_Task goal_. All entries must be repeated exactly; do not include the pictures.

_Provided data_.

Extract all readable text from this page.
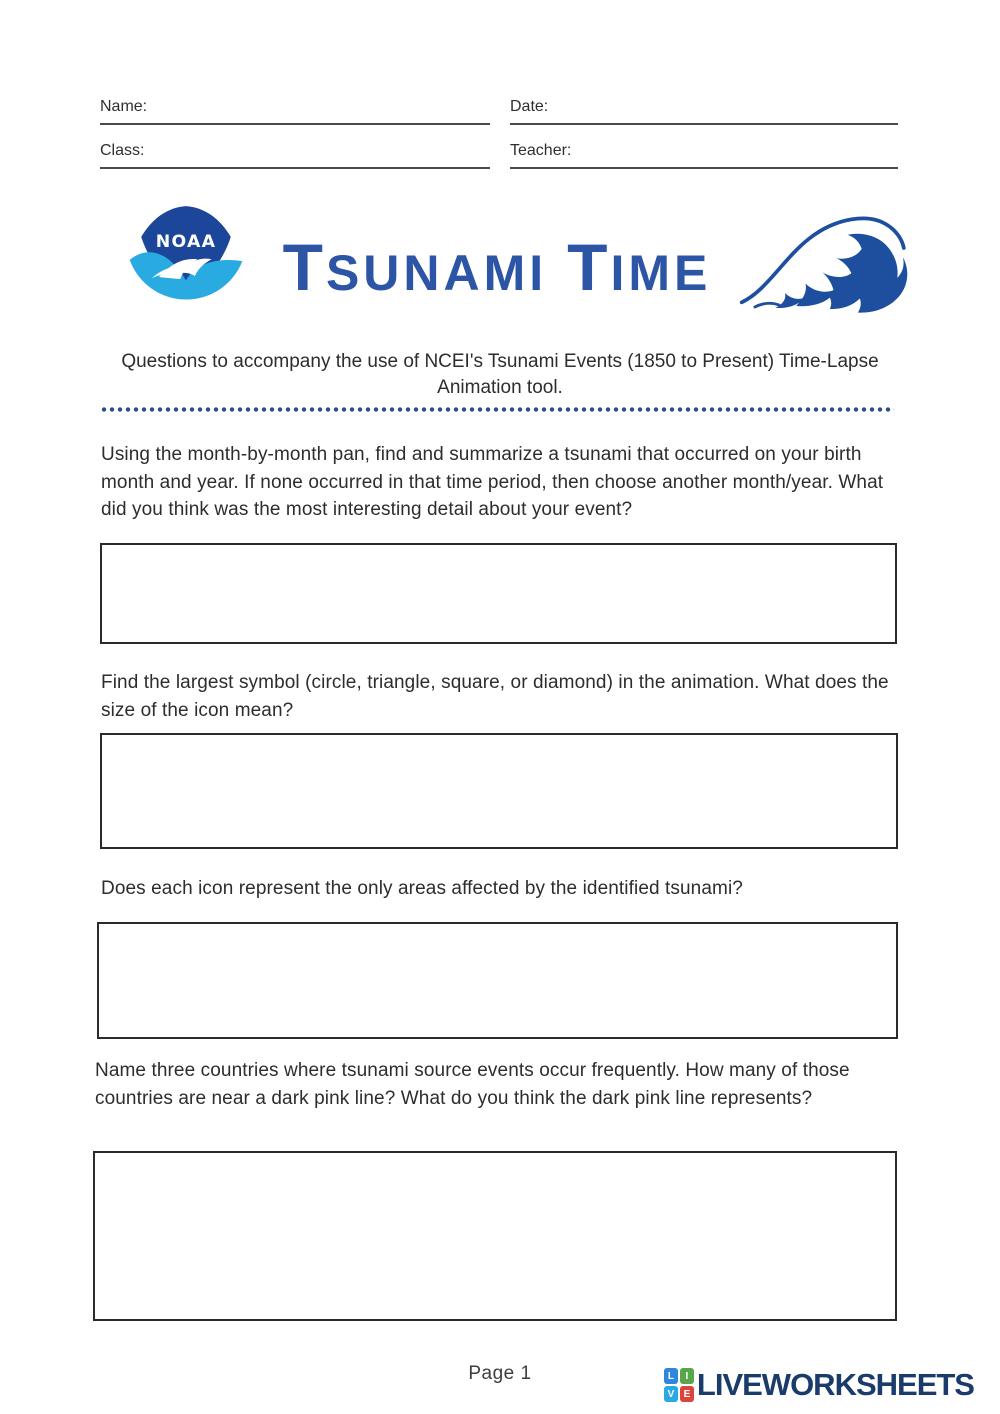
Name:	Date:
Class:	Teacher:
NOAA	TSUNAMI TIME
Questions to accompany the use of NCEI's Tsunami Events (1850 to Present) Time-Lapse Animation tool.
Using the month-by-month pan, find and summarize a tsunami that occurred on your birth month and year. If none occurred in that time period, then choose another month/year. What did you think was the most interesting detail about your event?
Find the largest symbol (circle, triangle, square, or diamond) in the animation. What does the size of the icon mean?
Does each icon represent the only areas affected by the identified tsunami?
Name three countries where tsunami source events occur frequently. How many of those countries are near a dark pink line? What do you think the dark pink line represents?
Page 1	L I
V E LIVEWORKSHEETS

_Exercise response_.
Extract all readable text from this page.
Name:	Date:
Class:	Teacher:
NOAA	TSUNAMI TIME
Questions to accompany the use of NCEI's Tsunami Events (1850 to Present) Time-Lapse Animation tool.
Using the month-by-month pan, find and summarize a tsunami that occurred on your birth month and year. If none occurred in that time period, then choose another month/year. What did you think was the most interesting detail about your event?
Find the largest symbol (circle, triangle, square, or diamond) in the animation. What does the size of the icon mean?
Does each icon represent the only areas affected by the identified tsunami?
Name three countries where tsunami source events occur frequently. How many of those countries are near a dark pink line? What do you think the dark pink line represents?
Page 1	L I
V E LIVEWORKSHEETS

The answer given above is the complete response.